# Requirements
Every record should be repeated exactly, except that pictures are left out.
* begin *
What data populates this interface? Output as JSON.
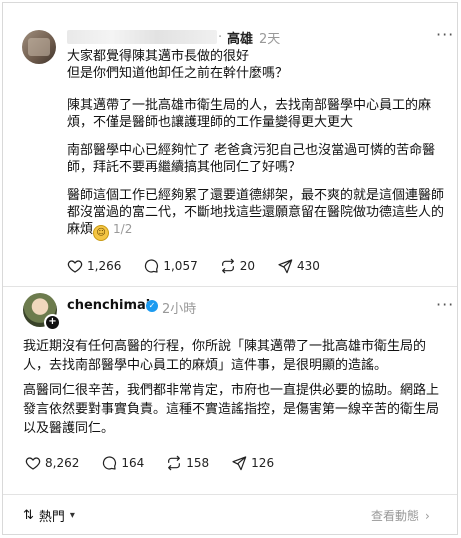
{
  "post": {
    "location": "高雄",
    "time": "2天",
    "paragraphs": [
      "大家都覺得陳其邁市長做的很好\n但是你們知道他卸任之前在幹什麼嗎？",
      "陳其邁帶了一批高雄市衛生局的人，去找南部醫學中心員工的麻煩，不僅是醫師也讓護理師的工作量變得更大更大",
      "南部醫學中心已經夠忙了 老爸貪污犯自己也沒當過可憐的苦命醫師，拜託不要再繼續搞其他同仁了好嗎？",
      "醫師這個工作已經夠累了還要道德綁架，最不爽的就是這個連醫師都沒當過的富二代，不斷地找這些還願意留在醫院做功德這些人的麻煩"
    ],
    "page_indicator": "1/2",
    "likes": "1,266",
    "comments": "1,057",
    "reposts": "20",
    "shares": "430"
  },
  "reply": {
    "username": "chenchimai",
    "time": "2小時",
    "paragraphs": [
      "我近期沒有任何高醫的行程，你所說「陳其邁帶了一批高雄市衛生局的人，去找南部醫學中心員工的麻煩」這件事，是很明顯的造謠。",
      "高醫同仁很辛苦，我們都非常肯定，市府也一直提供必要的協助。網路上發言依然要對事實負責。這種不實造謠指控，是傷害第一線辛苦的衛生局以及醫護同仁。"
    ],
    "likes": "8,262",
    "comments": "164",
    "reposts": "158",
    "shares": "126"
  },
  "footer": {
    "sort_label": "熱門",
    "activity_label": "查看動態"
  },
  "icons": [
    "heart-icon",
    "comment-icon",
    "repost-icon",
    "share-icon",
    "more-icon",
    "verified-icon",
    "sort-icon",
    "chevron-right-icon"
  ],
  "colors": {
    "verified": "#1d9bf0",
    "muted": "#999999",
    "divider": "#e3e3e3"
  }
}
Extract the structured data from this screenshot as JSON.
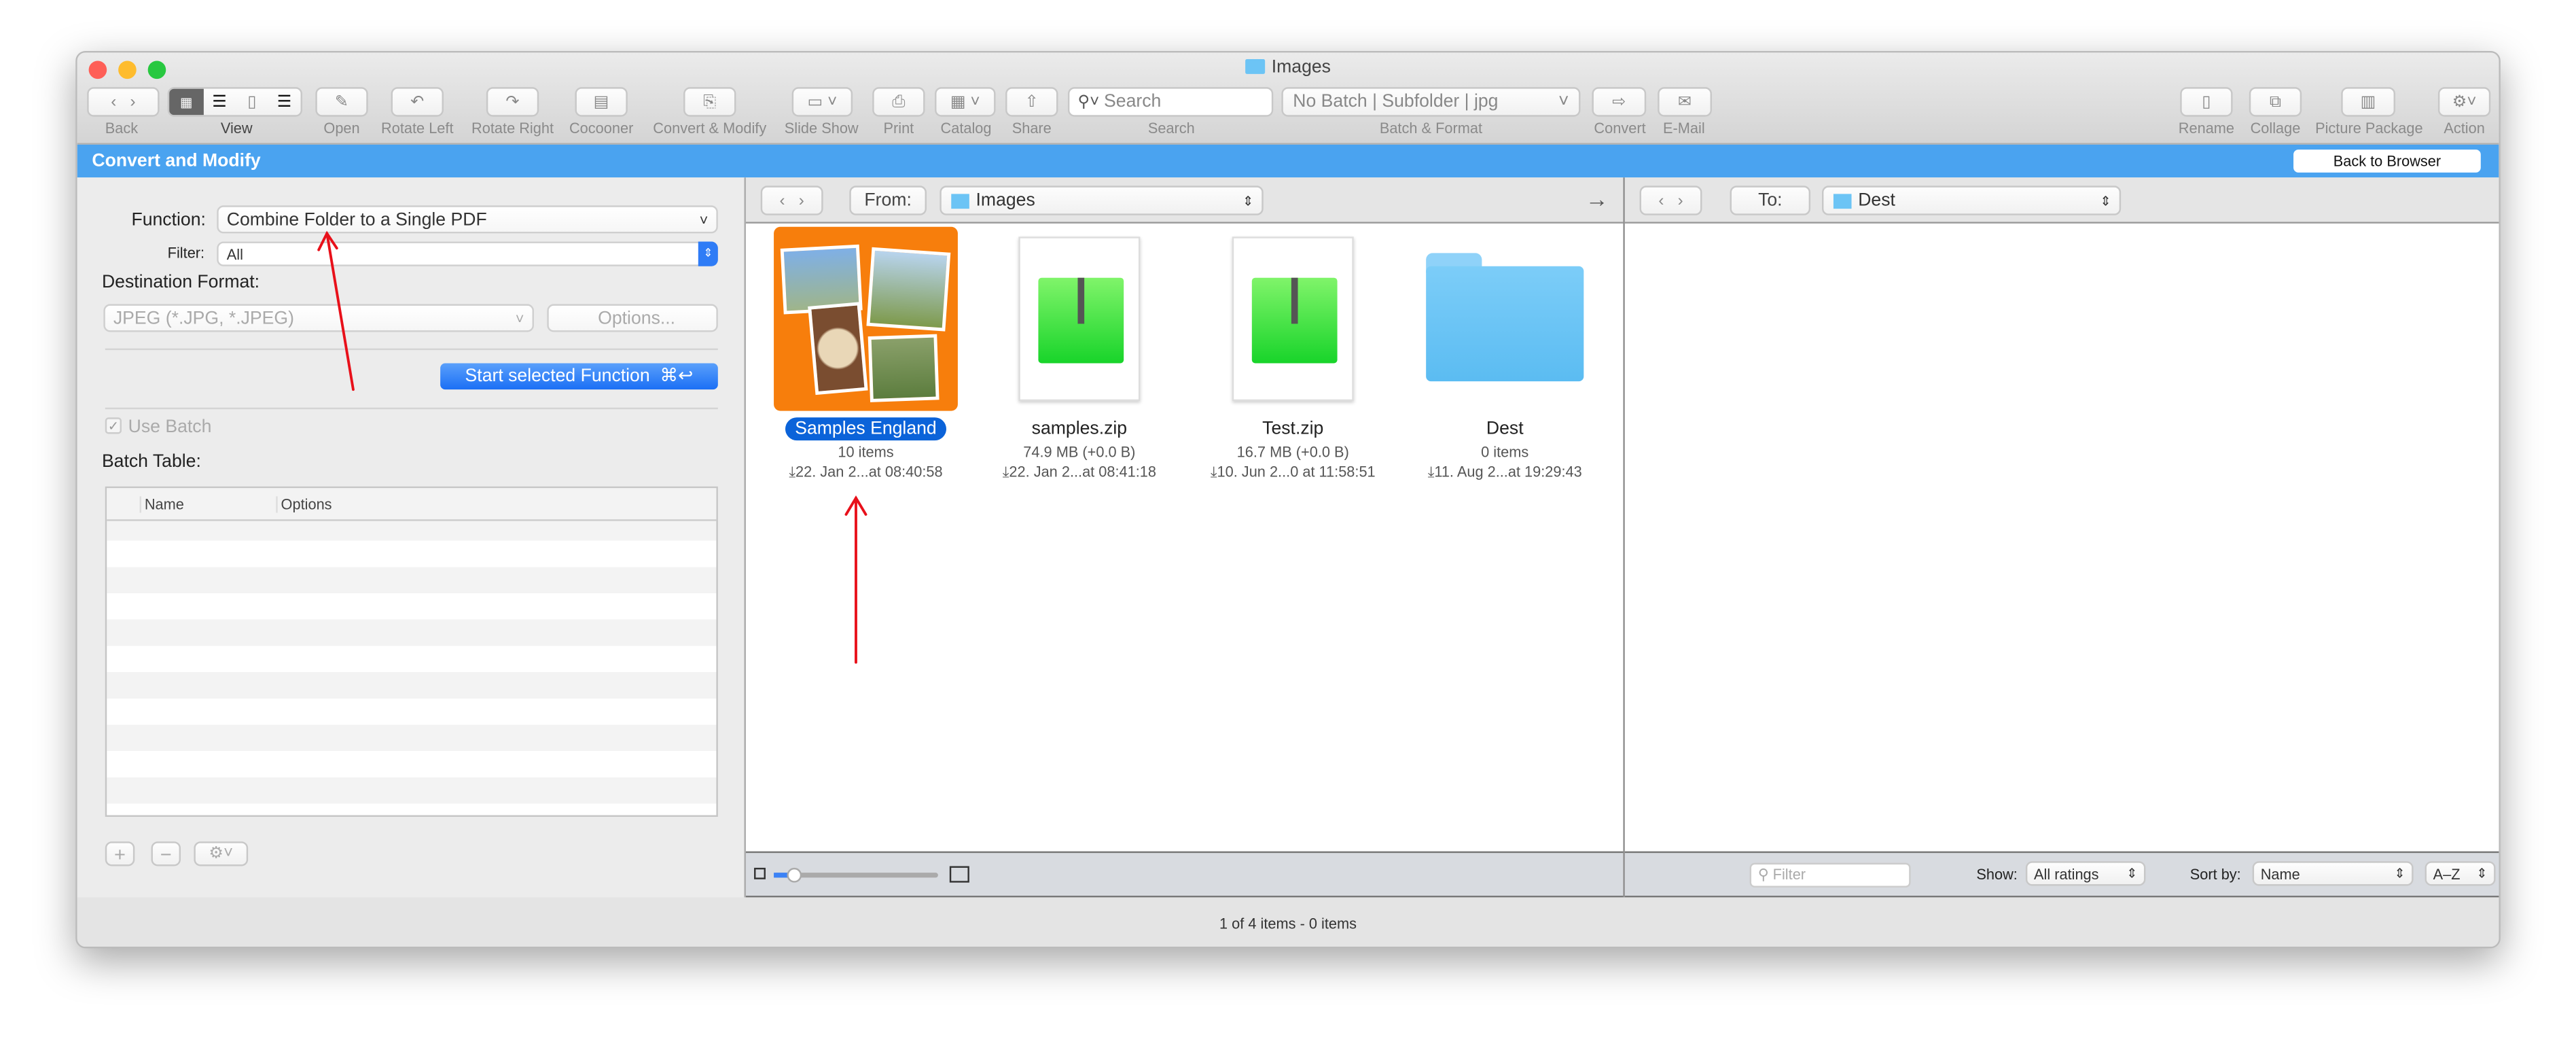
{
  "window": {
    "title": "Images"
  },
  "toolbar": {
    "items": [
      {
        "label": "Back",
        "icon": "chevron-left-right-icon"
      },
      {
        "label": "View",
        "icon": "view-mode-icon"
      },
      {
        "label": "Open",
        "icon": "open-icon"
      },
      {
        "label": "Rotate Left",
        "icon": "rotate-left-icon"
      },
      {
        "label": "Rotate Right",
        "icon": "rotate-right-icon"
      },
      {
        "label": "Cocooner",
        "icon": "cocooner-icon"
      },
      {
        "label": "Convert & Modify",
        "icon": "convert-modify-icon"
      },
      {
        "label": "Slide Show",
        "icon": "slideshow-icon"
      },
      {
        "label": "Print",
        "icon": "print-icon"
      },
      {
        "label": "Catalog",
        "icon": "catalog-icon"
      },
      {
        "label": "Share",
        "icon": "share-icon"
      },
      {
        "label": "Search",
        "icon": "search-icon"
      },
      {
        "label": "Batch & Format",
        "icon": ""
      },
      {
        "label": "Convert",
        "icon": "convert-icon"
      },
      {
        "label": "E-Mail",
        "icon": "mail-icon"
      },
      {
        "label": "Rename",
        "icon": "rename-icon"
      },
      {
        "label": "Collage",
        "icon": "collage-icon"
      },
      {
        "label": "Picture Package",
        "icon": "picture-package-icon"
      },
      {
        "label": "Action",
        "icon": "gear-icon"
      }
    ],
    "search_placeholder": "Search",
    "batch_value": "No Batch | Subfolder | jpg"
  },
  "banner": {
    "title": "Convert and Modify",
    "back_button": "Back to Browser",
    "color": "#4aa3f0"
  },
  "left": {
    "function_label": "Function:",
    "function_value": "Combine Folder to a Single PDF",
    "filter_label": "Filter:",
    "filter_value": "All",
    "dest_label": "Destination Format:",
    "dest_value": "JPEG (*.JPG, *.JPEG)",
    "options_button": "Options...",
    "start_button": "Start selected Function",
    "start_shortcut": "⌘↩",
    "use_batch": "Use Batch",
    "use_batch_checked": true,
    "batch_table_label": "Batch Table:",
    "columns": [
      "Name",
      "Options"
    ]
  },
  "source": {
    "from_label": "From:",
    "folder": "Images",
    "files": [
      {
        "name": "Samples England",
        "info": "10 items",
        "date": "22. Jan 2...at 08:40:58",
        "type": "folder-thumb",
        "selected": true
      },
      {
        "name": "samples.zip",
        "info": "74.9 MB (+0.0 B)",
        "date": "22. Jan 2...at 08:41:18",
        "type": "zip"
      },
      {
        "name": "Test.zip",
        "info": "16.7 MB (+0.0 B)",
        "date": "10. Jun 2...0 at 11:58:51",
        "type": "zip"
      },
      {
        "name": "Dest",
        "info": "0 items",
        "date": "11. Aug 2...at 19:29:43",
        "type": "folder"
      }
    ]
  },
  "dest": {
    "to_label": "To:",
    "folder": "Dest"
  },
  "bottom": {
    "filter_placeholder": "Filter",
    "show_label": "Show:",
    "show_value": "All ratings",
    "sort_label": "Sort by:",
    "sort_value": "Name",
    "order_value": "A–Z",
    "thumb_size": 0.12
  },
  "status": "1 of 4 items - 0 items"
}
* end *
# The completed task
What data populates this interface? Output as JSON.
{
  "post": {
    "location": "高雄",
    "time": "2天",
    "paragraphs": [
      "大家都覺得陳其邁市長做的很好\n但是你們知道他卸任之前在幹什麼嗎？",
      "陳其邁帶了一批高雄市衛生局的人，去找南部醫學中心員工的麻煩，不僅是醫師也讓護理師的工作量變得更大更大",
      "南部醫學中心已經夠忙了 老爸貪污犯自己也沒當過可憐的苦命醫師，拜託不要再繼續搞其他同仁了好嗎？",
      "醫師這個工作已經夠累了還要道德綁架，最不爽的就是這個連醫師都沒當過的富二代，不斷地找這些還願意留在醫院做功德這些人的麻煩"
    ],
    "page_indicator": "1/2",
    "likes": "1,266",
    "comments": "1,057",
    "reposts": "20",
    "shares": "430"
  },
  "reply": {
    "username": "chenchimai",
    "time": "2小時",
    "paragraphs": [
      "我近期沒有任何高醫的行程，你所說「陳其邁帶了一批高雄市衛生局的人，去找南部醫學中心員工的麻煩」這件事，是很明顯的造謠。",
      "高醫同仁很辛苦，我們都非常肯定，市府也一直提供必要的協助。網路上發言依然要對事實負責。這種不實造謠指控，是傷害第一線辛苦的衛生局以及醫護同仁。"
    ],
    "likes": "8,262",
    "comments": "164",
    "reposts": "158",
    "shares": "126"
  },
  "footer": {
    "sort_label": "熱門",
    "activity_label": "查看動態"
  },
  "icons": [
    "heart-icon",
    "comment-icon",
    "repost-icon",
    "share-icon",
    "more-icon",
    "verified-icon",
    "sort-icon",
    "chevron-right-icon"
  ],
  "colors": {
    "verified": "#1d9bf0",
    "muted": "#999999",
    "divider": "#e3e3e3"
  }
}
Extract the structured data from this screenshot as JSON.
{
  "window": {
    "title": "Images"
  },
  "toolbar": {
    "items": [
      {
        "label": "Back",
        "icon": "chevron-left-right-icon"
      },
      {
        "label": "View",
        "icon": "view-mode-icon"
      },
      {
        "label": "Open",
        "icon": "open-icon"
      },
      {
        "label": "Rotate Left",
        "icon": "rotate-left-icon"
      },
      {
        "label": "Rotate Right",
        "icon": "rotate-right-icon"
      },
      {
        "label": "Cocooner",
        "icon": "cocooner-icon"
      },
      {
        "label": "Convert & Modify",
        "icon": "convert-modify-icon"
      },
      {
        "label": "Slide Show",
        "icon": "slideshow-icon"
      },
      {
        "label": "Print",
        "icon": "print-icon"
      },
      {
        "label": "Catalog",
        "icon": "catalog-icon"
      },
      {
        "label": "Share",
        "icon": "share-icon"
      },
      {
        "label": "Search",
        "icon": "search-icon"
      },
      {
        "label": "Batch & Format",
        "icon": ""
      },
      {
        "label": "Convert",
        "icon": "convert-icon"
      },
      {
        "label": "E-Mail",
        "icon": "mail-icon"
      },
      {
        "label": "Rename",
        "icon": "rename-icon"
      },
      {
        "label": "Collage",
        "icon": "collage-icon"
      },
      {
        "label": "Picture Package",
        "icon": "picture-package-icon"
      },
      {
        "label": "Action",
        "icon": "gear-icon"
      }
    ],
    "search_placeholder": "Search",
    "batch_value": "No Batch | Subfolder | jpg"
  },
  "banner": {
    "title": "Convert and Modify",
    "back_button": "Back to Browser",
    "color": "#4aa3f0"
  },
  "left": {
    "function_label": "Function:",
    "function_value": "Combine Folder to a Single PDF",
    "filter_label": "Filter:",
    "filter_value": "All",
    "dest_label": "Destination Format:",
    "dest_value": "JPEG (*.JPG, *.JPEG)",
    "options_button": "Options...",
    "start_button": "Start selected Function",
    "start_shortcut": "⌘↩",
    "use_batch": "Use Batch",
    "use_batch_checked": true,
    "batch_table_label": "Batch Table:",
    "columns": [
      "Name",
      "Options"
    ]
  },
  "source": {
    "from_label": "From:",
    "folder": "Images",
    "files": [
      {
        "name": "Samples England",
        "info": "10 items",
        "date": "22. Jan 2...at 08:40:58",
        "type": "folder-thumb",
        "selected": true
      },
      {
        "name": "samples.zip",
        "info": "74.9 MB (+0.0 B)",
        "date": "22. Jan 2...at 08:41:18",
        "type": "zip"
      },
      {
        "name": "Test.zip",
        "info": "16.7 MB (+0.0 B)",
        "date": "10. Jun 2...0 at 11:58:51",
        "type": "zip"
      },
      {
        "name": "Dest",
        "info": "0 items",
        "date": "11. Aug 2...at 19:29:43",
        "type": "folder"
      }
    ]
  },
  "dest": {
    "to_label": "To:",
    "folder": "Dest"
  },
  "bottom": {
    "filter_placeholder": "Filter",
    "show_label": "Show:",
    "show_value": "All ratings",
    "sort_label": "Sort by:",
    "sort_value": "Name",
    "order_value": "A–Z",
    "thumb_size": 0.12
  },
  "status": "1 of 4 items - 0 items"
}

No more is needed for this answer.